**What is required**
Transcribe every line of the entries exactly.
**** Supplied entries ****
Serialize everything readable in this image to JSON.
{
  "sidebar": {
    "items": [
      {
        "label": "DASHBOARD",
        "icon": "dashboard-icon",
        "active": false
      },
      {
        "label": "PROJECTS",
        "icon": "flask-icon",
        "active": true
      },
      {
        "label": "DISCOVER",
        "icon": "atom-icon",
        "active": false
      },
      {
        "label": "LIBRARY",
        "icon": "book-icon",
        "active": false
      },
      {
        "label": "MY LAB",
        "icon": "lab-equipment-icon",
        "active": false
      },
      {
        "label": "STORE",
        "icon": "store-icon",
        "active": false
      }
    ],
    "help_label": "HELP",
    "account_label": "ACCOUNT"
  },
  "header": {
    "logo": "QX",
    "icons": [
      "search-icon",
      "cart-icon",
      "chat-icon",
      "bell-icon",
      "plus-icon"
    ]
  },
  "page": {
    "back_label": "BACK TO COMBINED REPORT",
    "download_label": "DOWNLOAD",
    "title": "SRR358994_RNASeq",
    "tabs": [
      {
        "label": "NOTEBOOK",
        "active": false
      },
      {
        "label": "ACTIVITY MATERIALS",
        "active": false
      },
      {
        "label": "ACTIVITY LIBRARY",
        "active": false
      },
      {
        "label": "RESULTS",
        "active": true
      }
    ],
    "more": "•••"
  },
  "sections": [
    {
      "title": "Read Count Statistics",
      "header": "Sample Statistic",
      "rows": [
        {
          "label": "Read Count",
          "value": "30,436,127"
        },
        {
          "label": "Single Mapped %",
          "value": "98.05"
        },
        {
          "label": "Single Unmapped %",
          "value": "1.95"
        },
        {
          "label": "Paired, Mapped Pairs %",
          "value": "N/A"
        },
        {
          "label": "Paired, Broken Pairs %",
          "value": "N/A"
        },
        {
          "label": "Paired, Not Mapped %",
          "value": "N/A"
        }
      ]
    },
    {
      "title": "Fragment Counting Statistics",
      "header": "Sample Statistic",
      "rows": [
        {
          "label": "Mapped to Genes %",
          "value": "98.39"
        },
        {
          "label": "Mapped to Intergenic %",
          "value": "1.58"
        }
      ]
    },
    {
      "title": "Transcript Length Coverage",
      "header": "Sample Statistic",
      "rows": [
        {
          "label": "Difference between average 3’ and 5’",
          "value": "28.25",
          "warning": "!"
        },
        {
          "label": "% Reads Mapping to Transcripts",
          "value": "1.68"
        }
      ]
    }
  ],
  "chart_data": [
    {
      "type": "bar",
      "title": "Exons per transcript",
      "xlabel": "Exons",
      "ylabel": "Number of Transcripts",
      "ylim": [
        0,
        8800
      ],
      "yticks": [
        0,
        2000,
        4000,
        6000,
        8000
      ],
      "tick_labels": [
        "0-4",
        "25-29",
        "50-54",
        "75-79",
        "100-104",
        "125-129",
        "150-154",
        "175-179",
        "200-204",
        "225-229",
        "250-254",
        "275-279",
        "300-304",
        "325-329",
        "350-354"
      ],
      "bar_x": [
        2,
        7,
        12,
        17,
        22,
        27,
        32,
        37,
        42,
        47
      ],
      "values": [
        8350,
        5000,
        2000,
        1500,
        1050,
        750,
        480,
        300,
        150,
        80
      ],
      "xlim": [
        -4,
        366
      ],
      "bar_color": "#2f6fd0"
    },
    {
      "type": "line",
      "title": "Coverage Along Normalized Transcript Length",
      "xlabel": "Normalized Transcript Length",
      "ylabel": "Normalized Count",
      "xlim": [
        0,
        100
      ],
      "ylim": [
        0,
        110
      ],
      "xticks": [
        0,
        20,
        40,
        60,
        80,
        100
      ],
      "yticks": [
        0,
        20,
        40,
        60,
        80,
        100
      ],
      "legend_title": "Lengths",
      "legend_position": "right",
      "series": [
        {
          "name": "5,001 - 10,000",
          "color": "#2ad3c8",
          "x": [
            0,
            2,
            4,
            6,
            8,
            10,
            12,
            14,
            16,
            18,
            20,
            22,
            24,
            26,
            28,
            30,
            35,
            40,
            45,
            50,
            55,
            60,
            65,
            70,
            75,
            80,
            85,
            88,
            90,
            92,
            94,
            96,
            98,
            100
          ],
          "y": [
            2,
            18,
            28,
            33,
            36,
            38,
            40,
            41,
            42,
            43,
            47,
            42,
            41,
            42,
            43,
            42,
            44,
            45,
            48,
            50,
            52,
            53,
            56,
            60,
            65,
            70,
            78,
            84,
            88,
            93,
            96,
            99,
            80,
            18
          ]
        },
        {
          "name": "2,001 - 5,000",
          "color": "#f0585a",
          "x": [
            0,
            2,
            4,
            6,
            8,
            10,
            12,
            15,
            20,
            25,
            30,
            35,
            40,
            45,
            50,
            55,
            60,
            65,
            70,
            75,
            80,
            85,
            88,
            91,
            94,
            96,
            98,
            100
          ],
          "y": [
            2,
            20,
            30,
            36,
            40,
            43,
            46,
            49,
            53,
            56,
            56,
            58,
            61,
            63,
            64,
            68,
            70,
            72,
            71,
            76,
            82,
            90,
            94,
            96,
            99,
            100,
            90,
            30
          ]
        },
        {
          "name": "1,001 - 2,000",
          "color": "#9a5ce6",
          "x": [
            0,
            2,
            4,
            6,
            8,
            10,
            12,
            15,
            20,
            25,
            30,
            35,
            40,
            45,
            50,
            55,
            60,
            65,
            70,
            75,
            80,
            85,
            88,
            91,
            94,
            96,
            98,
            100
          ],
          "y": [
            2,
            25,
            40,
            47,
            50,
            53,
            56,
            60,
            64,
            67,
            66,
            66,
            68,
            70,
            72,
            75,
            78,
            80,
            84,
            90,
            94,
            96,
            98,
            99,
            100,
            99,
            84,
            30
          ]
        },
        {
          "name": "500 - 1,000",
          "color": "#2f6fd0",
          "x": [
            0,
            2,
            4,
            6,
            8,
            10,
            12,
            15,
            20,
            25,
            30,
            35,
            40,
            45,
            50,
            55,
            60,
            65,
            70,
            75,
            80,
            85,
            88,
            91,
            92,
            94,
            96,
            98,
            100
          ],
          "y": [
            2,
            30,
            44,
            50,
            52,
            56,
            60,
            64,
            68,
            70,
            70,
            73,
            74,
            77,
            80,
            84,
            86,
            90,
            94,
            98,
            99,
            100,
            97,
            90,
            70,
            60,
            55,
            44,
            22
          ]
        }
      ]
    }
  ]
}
****
**Written answer**
Serialize everything readable in this image to JSON.
{
  "sidebar": {
    "items": [
      {
        "label": "DASHBOARD",
        "icon": "dashboard-icon",
        "active": false
      },
      {
        "label": "PROJECTS",
        "icon": "flask-icon",
        "active": true
      },
      {
        "label": "DISCOVER",
        "icon": "atom-icon",
        "active": false
      },
      {
        "label": "LIBRARY",
        "icon": "book-icon",
        "active": false
      },
      {
        "label": "MY LAB",
        "icon": "lab-equipment-icon",
        "active": false
      },
      {
        "label": "STORE",
        "icon": "store-icon",
        "active": false
      }
    ],
    "help_label": "HELP",
    "account_label": "ACCOUNT"
  },
  "header": {
    "logo": "QX",
    "icons": [
      "search-icon",
      "cart-icon",
      "chat-icon",
      "bell-icon",
      "plus-icon"
    ]
  },
  "page": {
    "back_label": "BACK TO COMBINED REPORT",
    "download_label": "DOWNLOAD",
    "title": "SRR358994_RNASeq",
    "tabs": [
      {
        "label": "NOTEBOOK",
        "active": false
      },
      {
        "label": "ACTIVITY MATERIALS",
        "active": false
      },
      {
        "label": "ACTIVITY LIBRARY",
        "active": false
      },
      {
        "label": "RESULTS",
        "active": true
      }
    ],
    "more": "•••"
  },
  "sections": [
    {
      "title": "Read Count Statistics",
      "header": "Sample Statistic",
      "rows": [
        {
          "label": "Read Count",
          "value": "30,436,127"
        },
        {
          "label": "Single Mapped %",
          "value": "98.05"
        },
        {
          "label": "Single Unmapped %",
          "value": "1.95"
        },
        {
          "label": "Paired, Mapped Pairs %",
          "value": "N/A"
        },
        {
          "label": "Paired, Broken Pairs %",
          "value": "N/A"
        },
        {
          "label": "Paired, Not Mapped %",
          "value": "N/A"
        }
      ]
    },
    {
      "title": "Fragment Counting Statistics",
      "header": "Sample Statistic",
      "rows": [
        {
          "label": "Mapped to Genes %",
          "value": "98.39"
        },
        {
          "label": "Mapped to Intergenic %",
          "value": "1.58"
        }
      ]
    },
    {
      "title": "Transcript Length Coverage",
      "header": "Sample Statistic",
      "rows": [
        {
          "label": "Difference between average 3’ and 5’",
          "value": "28.25",
          "warning": "!"
        },
        {
          "label": "% Reads Mapping to Transcripts",
          "value": "1.68"
        }
      ]
    }
  ],
  "chart_data": [
    {
      "type": "bar",
      "title": "Exons per transcript",
      "xlabel": "Exons",
      "ylabel": "Number of Transcripts",
      "ylim": [
        0,
        8800
      ],
      "yticks": [
        0,
        2000,
        4000,
        6000,
        8000
      ],
      "tick_labels": [
        "0-4",
        "25-29",
        "50-54",
        "75-79",
        "100-104",
        "125-129",
        "150-154",
        "175-179",
        "200-204",
        "225-229",
        "250-254",
        "275-279",
        "300-304",
        "325-329",
        "350-354"
      ],
      "bar_x": [
        2,
        7,
        12,
        17,
        22,
        27,
        32,
        37,
        42,
        47
      ],
      "values": [
        8350,
        5000,
        2000,
        1500,
        1050,
        750,
        480,
        300,
        150,
        80
      ],
      "xlim": [
        -4,
        366
      ],
      "bar_color": "#2f6fd0"
    },
    {
      "type": "line",
      "title": "Coverage Along Normalized Transcript Length",
      "xlabel": "Normalized Transcript Length",
      "ylabel": "Normalized Count",
      "xlim": [
        0,
        100
      ],
      "ylim": [
        0,
        110
      ],
      "xticks": [
        0,
        20,
        40,
        60,
        80,
        100
      ],
      "yticks": [
        0,
        20,
        40,
        60,
        80,
        100
      ],
      "legend_title": "Lengths",
      "legend_position": "right",
      "series": [
        {
          "name": "5,001 - 10,000",
          "color": "#2ad3c8",
          "x": [
            0,
            2,
            4,
            6,
            8,
            10,
            12,
            14,
            16,
            18,
            20,
            22,
            24,
            26,
            28,
            30,
            35,
            40,
            45,
            50,
            55,
            60,
            65,
            70,
            75,
            80,
            85,
            88,
            90,
            92,
            94,
            96,
            98,
            100
          ],
          "y": [
            2,
            18,
            28,
            33,
            36,
            38,
            40,
            41,
            42,
            43,
            47,
            42,
            41,
            42,
            43,
            42,
            44,
            45,
            48,
            50,
            52,
            53,
            56,
            60,
            65,
            70,
            78,
            84,
            88,
            93,
            96,
            99,
            80,
            18
          ]
        },
        {
          "name": "2,001 - 5,000",
          "color": "#f0585a",
          "x": [
            0,
            2,
            4,
            6,
            8,
            10,
            12,
            15,
            20,
            25,
            30,
            35,
            40,
            45,
            50,
            55,
            60,
            65,
            70,
            75,
            80,
            85,
            88,
            91,
            94,
            96,
            98,
            100
          ],
          "y": [
            2,
            20,
            30,
            36,
            40,
            43,
            46,
            49,
            53,
            56,
            56,
            58,
            61,
            63,
            64,
            68,
            70,
            72,
            71,
            76,
            82,
            90,
            94,
            96,
            99,
            100,
            90,
            30
          ]
        },
        {
          "name": "1,001 - 2,000",
          "color": "#9a5ce6",
          "x": [
            0,
            2,
            4,
            6,
            8,
            10,
            12,
            15,
            20,
            25,
            30,
            35,
            40,
            45,
            50,
            55,
            60,
            65,
            70,
            75,
            80,
            85,
            88,
            91,
            94,
            96,
            98,
            100
          ],
          "y": [
            2,
            25,
            40,
            47,
            50,
            53,
            56,
            60,
            64,
            67,
            66,
            66,
            68,
            70,
            72,
            75,
            78,
            80,
            84,
            90,
            94,
            96,
            98,
            99,
            100,
            99,
            84,
            30
          ]
        },
        {
          "name": "500 - 1,000",
          "color": "#2f6fd0",
          "x": [
            0,
            2,
            4,
            6,
            8,
            10,
            12,
            15,
            20,
            25,
            30,
            35,
            40,
            45,
            50,
            55,
            60,
            65,
            70,
            75,
            80,
            85,
            88,
            91,
            92,
            94,
            96,
            98,
            100
          ],
          "y": [
            2,
            30,
            44,
            50,
            52,
            56,
            60,
            64,
            68,
            70,
            70,
            73,
            74,
            77,
            80,
            84,
            86,
            90,
            94,
            98,
            99,
            100,
            97,
            90,
            70,
            60,
            55,
            44,
            22
          ]
        }
      ]
    }
  ]
}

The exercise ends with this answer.